[Task to complete]
Could you write out every record below exactly, leaving out any pictures?

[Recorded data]

>>>

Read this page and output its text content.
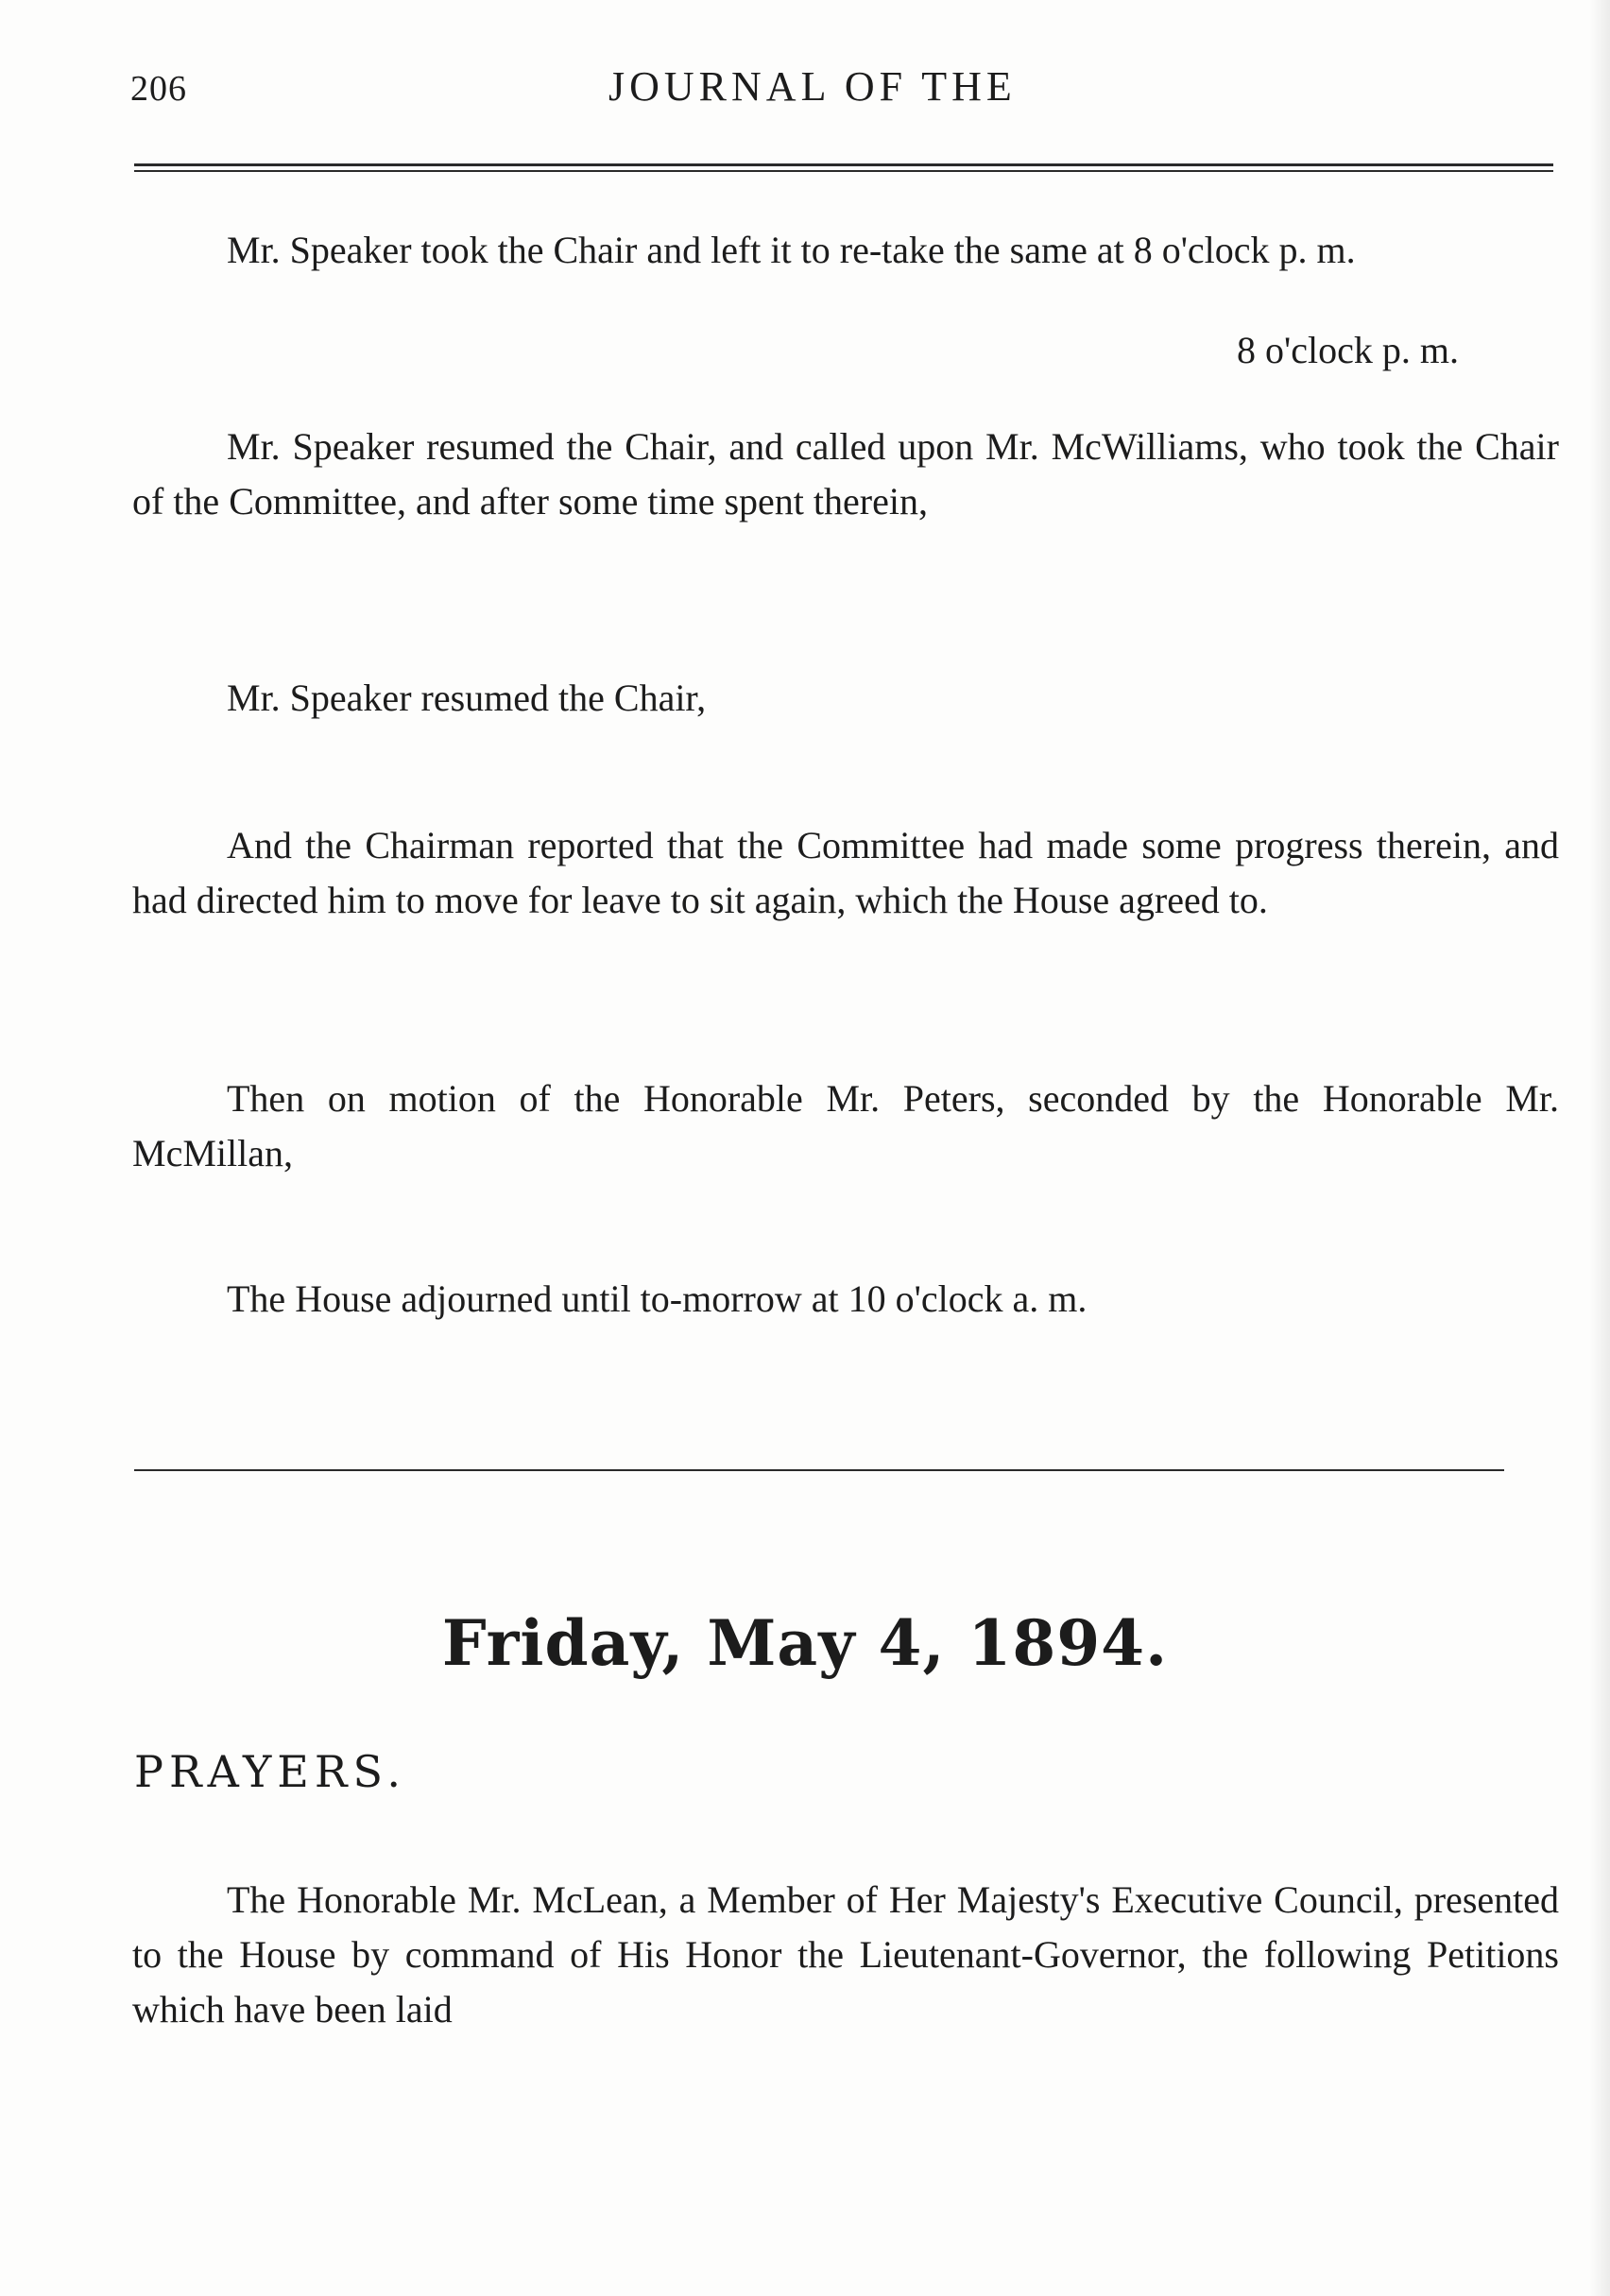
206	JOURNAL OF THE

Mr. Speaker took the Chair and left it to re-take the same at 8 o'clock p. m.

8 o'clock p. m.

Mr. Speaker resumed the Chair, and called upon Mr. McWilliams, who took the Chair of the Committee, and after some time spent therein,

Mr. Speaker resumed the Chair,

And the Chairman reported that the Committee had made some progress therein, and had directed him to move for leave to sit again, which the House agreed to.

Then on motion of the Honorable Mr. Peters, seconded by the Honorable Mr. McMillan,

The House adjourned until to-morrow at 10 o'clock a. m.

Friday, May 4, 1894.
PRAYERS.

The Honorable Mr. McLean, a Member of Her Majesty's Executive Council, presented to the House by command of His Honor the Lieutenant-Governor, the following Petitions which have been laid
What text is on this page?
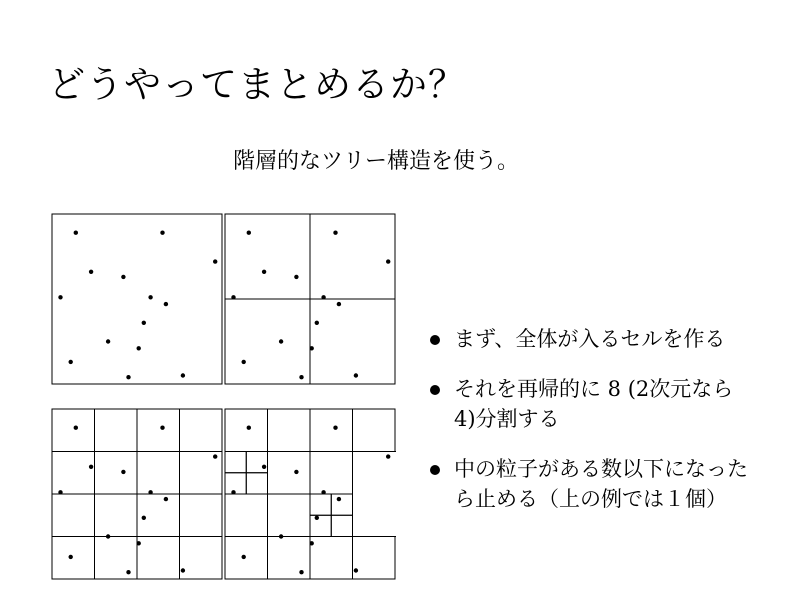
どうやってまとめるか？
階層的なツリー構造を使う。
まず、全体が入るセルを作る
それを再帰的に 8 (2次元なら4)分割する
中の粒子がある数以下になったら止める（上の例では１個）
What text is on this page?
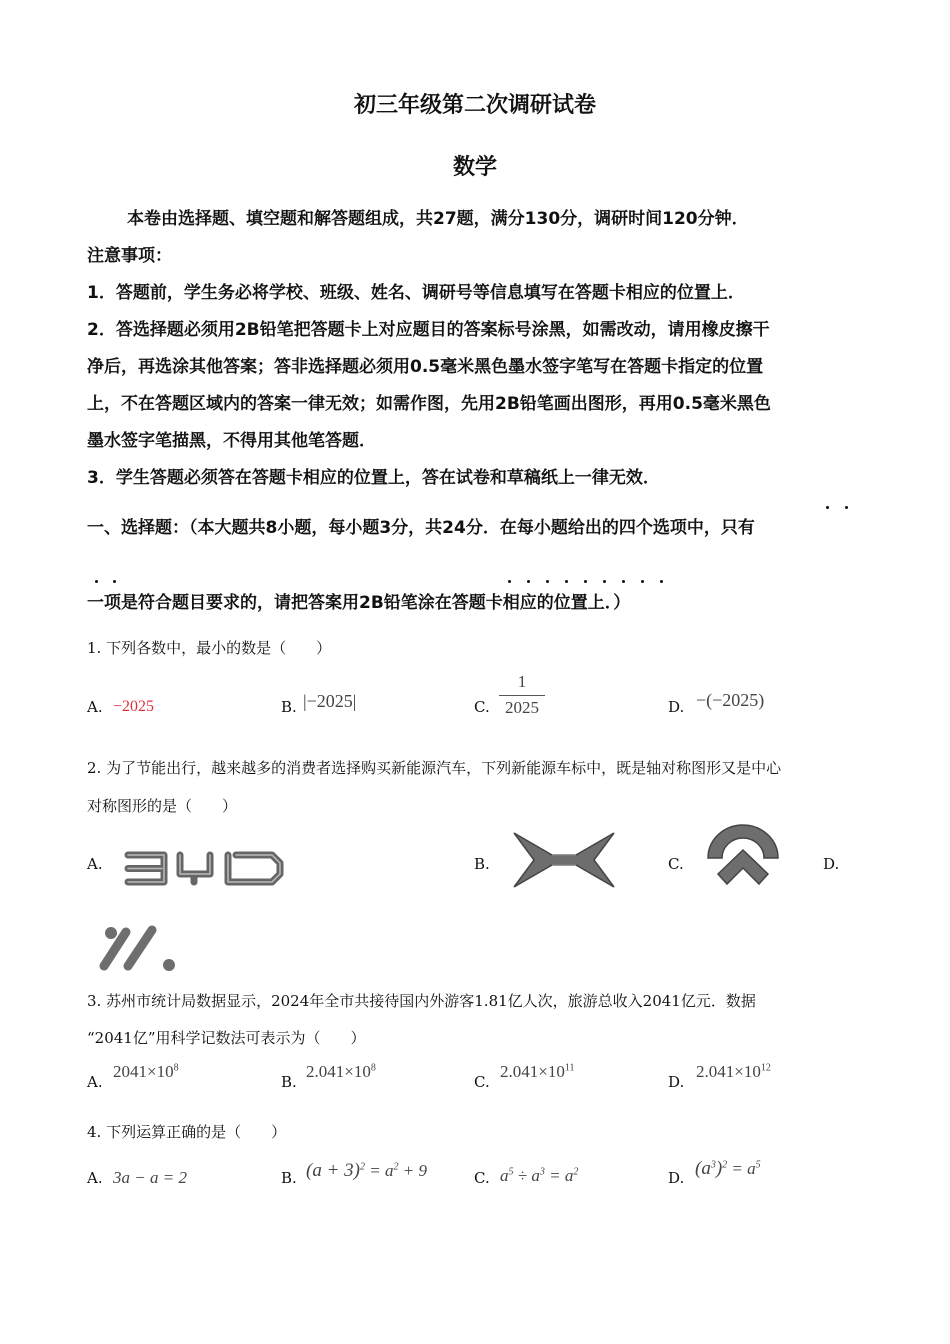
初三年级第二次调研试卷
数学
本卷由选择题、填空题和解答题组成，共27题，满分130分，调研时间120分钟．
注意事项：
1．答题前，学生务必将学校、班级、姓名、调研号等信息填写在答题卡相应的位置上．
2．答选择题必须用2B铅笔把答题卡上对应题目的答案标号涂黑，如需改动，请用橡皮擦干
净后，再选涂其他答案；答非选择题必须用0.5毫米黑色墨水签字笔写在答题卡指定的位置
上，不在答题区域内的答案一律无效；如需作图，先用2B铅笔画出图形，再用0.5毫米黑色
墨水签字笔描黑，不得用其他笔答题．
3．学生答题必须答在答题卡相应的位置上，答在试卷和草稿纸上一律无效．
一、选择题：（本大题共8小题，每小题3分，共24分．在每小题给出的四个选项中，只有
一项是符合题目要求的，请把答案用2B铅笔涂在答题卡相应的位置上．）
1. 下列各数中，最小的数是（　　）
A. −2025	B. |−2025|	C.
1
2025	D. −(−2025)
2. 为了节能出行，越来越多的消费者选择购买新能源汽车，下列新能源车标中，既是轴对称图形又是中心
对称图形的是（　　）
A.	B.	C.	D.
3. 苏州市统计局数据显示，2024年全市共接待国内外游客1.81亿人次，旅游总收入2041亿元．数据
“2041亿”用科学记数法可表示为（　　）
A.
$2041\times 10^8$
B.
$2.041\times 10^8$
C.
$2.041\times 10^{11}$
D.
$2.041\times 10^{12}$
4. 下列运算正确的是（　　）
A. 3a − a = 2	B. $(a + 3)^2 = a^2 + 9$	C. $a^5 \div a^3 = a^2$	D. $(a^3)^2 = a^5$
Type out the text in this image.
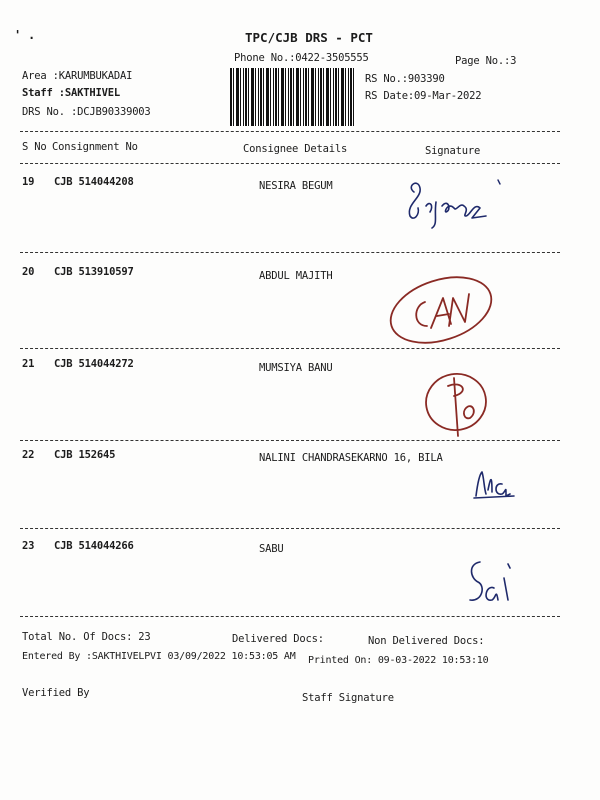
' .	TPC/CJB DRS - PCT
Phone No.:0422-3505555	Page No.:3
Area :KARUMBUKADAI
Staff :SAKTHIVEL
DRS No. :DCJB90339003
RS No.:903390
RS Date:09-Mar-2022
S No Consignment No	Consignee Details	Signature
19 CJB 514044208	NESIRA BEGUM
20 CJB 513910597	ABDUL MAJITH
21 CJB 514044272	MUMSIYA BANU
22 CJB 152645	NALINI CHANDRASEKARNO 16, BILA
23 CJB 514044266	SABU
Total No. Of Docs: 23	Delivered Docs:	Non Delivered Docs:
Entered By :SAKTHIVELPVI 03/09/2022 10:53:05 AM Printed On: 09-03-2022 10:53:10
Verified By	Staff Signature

<<<

[Solved exercise]
Read this page and output its text content.
206	JOURNAL OF THE

Mr. Speaker took the Chair and left it to re-take the same at 8 o'clock p. m.

8 o'clock p. m.

Mr. Speaker resumed the Chair, and called upon Mr. McWilliams, who took the Chair of the Committee, and after some time spent therein,

Mr. Speaker resumed the Chair,

And the Chairman reported that the Committee had made some progress therein, and had directed him to move for leave to sit again, which the House agreed to.

Then on motion of the Honorable Mr. Peters, seconded by the Honorable Mr. McMillan,

The House adjourned until to-morrow at 10 o'clock a. m.

Friday, May 4, 1894.
PRAYERS.

The Honorable Mr. McLean, a Member of Her Majesty's Executive Council, presented to the House by command of His Honor the Lieutenant-Governor, the following Petitions which have been laid
What text is on this page?
どうやってまとめるか？
階層的なツリー構造を使う。
まず、全体が入るセルを作る
それを再帰的に 8 (2次元なら4)分割する
中の粒子がある数以下になったら止める（上の例では１個）
What text is on this page?
初三年级第二次调研试卷
数学
本卷由选择题、填空题和解答题组成，共27题，满分130分，调研时间120分钟．
注意事项：
1．答题前，学生务必将学校、班级、姓名、调研号等信息填写在答题卡相应的位置上．
2．答选择题必须用2B铅笔把答题卡上对应题目的答案标号涂黑，如需改动，请用橡皮擦干
净后，再选涂其他答案；答非选择题必须用0.5毫米黑色墨水签字笔写在答题卡指定的位置
上，不在答题区域内的答案一律无效；如需作图，先用2B铅笔画出图形，再用0.5毫米黑色
墨水签字笔描黑，不得用其他笔答题．
3．学生答题必须答在答题卡相应的位置上，答在试卷和草稿纸上一律无效．
一、选择题：（本大题共8小题，每小题3分，共24分．在每小题给出的四个选项中，只有
一项是符合题目要求的，请把答案用2B铅笔涂在答题卡相应的位置上．）
1. 下列各数中，最小的数是（　　）
A. −2025	B. |−2025|	C.
1
2025	D. −(−2025)
2. 为了节能出行，越来越多的消费者选择购买新能源汽车，下列新能源车标中，既是轴对称图形又是中心
对称图形的是（　　）
A.	B.	C.	D.
3. 苏州市统计局数据显示，2024年全市共接待国内外游客1.81亿人次，旅游总收入2041亿元．数据
“2041亿”用科学记数法可表示为（　　）
A.
$2041\times 10^8$
B.
$2.041\times 10^8$
C.
$2.041\times 10^{11}$
D.
$2.041\times 10^{12}$
4. 下列运算正确的是（　　）
A. 3a − a = 2	B. $(a + 3)^2 = a^2 + 9$	C. $a^5 \div a^3 = a^2$	D. $(a^3)^2 = a^5$
Type out the text in this image.
' .	TPC/CJB DRS - PCT
Phone No.:0422-3505555	Page No.:3
Area :KARUMBUKADAI
Staff :SAKTHIVEL
DRS No. :DCJB90339003
RS No.:903390
RS Date:09-Mar-2022
S No Consignment No	Consignee Details	Signature
19 CJB 514044208	NESIRA BEGUM
20 CJB 513910597	ABDUL MAJITH
21 CJB 514044272	MUMSIYA BANU
22 CJB 152645	NALINI CHANDRASEKARNO 16, BILA
23 CJB 514044266	SABU
Total No. Of Docs: 23	Delivered Docs:	Non Delivered Docs:
Entered By :SAKTHIVELPVI 03/09/2022 10:53:05 AM Printed On: 09-03-2022 10:53:10
Verified By	Staff Signature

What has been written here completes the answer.